*** Records provided
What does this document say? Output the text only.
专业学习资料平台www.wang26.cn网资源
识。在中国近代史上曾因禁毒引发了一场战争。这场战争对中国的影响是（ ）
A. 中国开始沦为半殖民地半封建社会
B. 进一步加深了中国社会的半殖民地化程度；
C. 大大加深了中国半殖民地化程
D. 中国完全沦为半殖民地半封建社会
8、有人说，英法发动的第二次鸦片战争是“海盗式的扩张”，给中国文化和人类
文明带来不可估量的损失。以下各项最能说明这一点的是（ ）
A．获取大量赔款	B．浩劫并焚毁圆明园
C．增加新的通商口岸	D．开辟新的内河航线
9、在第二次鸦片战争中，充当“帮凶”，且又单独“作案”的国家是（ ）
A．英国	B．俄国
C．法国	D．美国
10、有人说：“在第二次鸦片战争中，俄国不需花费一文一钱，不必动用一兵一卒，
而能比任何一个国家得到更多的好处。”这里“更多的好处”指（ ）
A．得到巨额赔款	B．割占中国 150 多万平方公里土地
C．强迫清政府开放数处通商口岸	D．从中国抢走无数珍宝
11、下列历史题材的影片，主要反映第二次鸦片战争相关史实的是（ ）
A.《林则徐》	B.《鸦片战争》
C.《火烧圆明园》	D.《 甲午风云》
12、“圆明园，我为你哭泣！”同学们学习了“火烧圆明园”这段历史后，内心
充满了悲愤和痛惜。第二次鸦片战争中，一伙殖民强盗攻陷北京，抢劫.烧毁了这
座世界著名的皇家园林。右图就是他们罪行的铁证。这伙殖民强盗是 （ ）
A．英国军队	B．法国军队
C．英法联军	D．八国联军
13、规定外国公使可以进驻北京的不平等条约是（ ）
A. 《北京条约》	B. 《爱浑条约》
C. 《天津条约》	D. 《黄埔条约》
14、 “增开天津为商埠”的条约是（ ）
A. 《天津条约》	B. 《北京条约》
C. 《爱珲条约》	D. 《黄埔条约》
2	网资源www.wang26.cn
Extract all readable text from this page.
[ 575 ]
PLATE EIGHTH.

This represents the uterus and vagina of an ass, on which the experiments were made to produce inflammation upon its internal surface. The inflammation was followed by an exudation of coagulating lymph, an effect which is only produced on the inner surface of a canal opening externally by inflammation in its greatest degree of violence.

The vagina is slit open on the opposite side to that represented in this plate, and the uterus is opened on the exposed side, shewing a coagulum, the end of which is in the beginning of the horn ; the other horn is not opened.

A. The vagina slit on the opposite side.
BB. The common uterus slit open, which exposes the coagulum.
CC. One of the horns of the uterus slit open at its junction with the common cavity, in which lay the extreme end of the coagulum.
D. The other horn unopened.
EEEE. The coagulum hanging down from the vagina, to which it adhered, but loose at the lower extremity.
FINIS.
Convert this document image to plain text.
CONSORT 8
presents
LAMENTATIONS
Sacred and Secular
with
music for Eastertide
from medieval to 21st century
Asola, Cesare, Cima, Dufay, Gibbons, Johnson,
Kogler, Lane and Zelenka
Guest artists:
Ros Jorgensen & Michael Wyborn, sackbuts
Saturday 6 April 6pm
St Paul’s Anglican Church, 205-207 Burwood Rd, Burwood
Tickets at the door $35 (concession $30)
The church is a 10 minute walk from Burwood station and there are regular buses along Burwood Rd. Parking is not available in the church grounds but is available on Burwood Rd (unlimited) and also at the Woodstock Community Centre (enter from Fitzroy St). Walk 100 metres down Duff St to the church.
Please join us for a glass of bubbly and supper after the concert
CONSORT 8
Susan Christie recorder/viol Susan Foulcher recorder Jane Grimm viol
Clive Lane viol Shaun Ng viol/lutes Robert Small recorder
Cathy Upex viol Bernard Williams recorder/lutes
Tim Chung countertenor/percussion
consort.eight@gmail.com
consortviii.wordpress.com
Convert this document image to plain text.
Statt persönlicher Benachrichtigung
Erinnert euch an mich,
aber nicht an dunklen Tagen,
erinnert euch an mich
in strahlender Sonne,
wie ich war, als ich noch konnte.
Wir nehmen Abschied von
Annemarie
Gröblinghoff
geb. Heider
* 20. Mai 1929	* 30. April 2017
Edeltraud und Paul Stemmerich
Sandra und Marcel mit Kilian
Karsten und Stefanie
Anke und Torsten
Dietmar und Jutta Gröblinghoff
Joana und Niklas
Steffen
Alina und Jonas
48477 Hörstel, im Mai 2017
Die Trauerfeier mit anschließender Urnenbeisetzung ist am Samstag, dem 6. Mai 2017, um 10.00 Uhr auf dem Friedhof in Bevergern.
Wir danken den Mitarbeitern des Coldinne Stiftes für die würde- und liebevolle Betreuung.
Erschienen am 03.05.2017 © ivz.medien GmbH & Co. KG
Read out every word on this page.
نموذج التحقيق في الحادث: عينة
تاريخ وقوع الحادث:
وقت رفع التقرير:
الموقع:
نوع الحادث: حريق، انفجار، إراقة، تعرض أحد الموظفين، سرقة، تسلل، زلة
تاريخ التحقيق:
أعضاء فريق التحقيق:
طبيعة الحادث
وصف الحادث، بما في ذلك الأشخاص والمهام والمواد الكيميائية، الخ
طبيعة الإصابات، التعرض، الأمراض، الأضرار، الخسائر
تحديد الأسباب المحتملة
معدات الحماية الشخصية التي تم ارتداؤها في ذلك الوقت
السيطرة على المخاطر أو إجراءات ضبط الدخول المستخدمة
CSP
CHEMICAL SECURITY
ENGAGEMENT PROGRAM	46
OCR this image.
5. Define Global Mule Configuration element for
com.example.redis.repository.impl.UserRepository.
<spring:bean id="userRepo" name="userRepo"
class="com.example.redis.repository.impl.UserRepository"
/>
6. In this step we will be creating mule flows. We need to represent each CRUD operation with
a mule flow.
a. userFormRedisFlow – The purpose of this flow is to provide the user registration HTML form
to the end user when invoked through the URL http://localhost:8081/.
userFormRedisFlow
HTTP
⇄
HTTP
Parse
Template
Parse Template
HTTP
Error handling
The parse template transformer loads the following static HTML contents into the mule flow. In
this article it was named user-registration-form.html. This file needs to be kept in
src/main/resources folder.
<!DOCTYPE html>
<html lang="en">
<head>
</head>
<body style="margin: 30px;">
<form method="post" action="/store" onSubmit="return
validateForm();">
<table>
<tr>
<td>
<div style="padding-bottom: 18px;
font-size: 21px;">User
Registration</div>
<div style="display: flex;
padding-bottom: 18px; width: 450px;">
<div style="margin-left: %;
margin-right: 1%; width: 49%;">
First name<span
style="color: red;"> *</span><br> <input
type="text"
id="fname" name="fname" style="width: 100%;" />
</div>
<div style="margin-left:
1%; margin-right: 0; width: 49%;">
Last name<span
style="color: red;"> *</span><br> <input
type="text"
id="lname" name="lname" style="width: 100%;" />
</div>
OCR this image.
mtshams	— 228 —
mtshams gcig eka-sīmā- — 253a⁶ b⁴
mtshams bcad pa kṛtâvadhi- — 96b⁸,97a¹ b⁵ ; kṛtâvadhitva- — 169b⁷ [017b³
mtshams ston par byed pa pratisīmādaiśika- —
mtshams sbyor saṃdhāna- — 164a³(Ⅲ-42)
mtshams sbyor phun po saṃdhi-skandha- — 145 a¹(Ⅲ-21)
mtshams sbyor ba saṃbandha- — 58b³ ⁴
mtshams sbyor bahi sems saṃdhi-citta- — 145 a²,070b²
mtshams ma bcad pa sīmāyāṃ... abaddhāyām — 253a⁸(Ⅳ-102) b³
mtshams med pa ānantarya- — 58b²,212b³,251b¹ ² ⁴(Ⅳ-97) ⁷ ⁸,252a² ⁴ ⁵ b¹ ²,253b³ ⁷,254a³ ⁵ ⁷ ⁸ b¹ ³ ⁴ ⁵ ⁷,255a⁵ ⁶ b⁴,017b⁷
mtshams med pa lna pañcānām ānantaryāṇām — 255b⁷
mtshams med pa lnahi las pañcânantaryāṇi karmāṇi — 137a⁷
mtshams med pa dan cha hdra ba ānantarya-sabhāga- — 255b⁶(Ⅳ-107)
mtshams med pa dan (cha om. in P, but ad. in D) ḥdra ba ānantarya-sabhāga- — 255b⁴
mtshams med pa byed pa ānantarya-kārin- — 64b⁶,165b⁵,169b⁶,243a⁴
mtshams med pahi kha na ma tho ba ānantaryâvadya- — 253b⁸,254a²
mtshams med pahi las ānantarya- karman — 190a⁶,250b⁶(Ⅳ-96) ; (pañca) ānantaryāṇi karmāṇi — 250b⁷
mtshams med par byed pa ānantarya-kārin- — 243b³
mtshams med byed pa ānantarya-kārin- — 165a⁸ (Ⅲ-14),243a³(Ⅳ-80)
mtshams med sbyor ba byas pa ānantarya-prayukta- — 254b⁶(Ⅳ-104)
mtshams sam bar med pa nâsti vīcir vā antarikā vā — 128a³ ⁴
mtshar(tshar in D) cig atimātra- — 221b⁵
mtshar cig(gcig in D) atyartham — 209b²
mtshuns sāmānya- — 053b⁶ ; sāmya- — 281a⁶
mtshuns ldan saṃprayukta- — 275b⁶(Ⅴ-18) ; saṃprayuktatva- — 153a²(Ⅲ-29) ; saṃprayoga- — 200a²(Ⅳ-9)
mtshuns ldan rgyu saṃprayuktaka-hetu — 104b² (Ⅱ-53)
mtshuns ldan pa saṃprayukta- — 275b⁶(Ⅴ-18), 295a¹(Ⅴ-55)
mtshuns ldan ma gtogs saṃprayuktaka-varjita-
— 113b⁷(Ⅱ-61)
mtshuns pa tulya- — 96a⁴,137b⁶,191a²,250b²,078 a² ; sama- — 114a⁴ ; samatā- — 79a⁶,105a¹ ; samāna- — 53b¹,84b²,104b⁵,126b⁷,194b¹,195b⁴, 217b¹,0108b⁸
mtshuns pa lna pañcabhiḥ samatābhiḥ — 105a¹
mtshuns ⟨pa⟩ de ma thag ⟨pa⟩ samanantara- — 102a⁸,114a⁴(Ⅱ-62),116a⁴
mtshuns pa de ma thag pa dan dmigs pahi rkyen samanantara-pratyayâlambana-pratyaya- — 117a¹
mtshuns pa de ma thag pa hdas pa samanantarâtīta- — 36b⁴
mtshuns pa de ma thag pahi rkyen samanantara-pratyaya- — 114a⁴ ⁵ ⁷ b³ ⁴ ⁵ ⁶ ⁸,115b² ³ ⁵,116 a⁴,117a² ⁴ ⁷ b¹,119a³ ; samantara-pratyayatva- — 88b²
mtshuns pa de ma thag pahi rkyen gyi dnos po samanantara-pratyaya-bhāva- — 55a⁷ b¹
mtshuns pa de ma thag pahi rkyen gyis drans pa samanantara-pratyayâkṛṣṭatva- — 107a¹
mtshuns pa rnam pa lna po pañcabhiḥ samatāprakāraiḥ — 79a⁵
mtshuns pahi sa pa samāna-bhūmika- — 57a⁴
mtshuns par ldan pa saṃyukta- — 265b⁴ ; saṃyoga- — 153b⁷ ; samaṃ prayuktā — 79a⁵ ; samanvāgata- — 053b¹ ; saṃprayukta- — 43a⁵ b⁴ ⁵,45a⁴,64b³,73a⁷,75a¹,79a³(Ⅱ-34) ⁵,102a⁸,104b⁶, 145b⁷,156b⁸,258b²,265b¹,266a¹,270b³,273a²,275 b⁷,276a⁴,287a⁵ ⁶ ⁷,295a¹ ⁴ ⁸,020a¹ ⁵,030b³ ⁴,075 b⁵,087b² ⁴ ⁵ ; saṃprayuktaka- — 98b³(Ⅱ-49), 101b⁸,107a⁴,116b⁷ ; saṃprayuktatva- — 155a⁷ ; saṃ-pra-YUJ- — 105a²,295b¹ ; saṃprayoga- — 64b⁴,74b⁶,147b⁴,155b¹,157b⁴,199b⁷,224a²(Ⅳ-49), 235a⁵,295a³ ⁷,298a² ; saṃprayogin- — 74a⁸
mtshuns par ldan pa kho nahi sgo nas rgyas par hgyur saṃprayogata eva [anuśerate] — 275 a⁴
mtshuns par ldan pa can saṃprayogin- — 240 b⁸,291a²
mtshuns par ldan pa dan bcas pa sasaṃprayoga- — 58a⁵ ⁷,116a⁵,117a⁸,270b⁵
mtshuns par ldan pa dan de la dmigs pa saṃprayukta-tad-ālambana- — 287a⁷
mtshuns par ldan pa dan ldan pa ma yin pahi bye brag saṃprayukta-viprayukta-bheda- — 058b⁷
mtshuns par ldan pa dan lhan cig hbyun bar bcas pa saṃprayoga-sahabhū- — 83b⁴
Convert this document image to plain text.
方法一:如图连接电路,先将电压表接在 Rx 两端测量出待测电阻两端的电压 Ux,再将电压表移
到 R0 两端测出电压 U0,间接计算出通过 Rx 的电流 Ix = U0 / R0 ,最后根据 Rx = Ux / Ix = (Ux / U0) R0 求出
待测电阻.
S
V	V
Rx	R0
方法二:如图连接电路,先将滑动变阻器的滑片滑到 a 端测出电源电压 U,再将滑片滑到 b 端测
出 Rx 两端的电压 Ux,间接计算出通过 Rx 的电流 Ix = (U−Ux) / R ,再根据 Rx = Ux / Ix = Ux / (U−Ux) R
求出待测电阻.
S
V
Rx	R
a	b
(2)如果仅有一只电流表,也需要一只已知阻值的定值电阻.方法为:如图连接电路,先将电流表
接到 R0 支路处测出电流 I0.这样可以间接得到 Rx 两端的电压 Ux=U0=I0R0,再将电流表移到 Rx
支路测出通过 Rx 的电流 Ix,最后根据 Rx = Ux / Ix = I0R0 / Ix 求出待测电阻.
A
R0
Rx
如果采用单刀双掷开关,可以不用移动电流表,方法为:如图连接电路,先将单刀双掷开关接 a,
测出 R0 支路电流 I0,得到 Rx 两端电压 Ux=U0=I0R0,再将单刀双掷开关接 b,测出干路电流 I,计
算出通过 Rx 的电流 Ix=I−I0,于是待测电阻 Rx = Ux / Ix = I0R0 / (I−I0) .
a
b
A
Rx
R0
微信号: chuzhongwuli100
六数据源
******
Show every line where the string "gcig" appears.

- Problem solution:
mtshams gcig eka-sīmā- — 253a⁶ b⁴
mtshar cig(gcig in D) atyartham — 209b²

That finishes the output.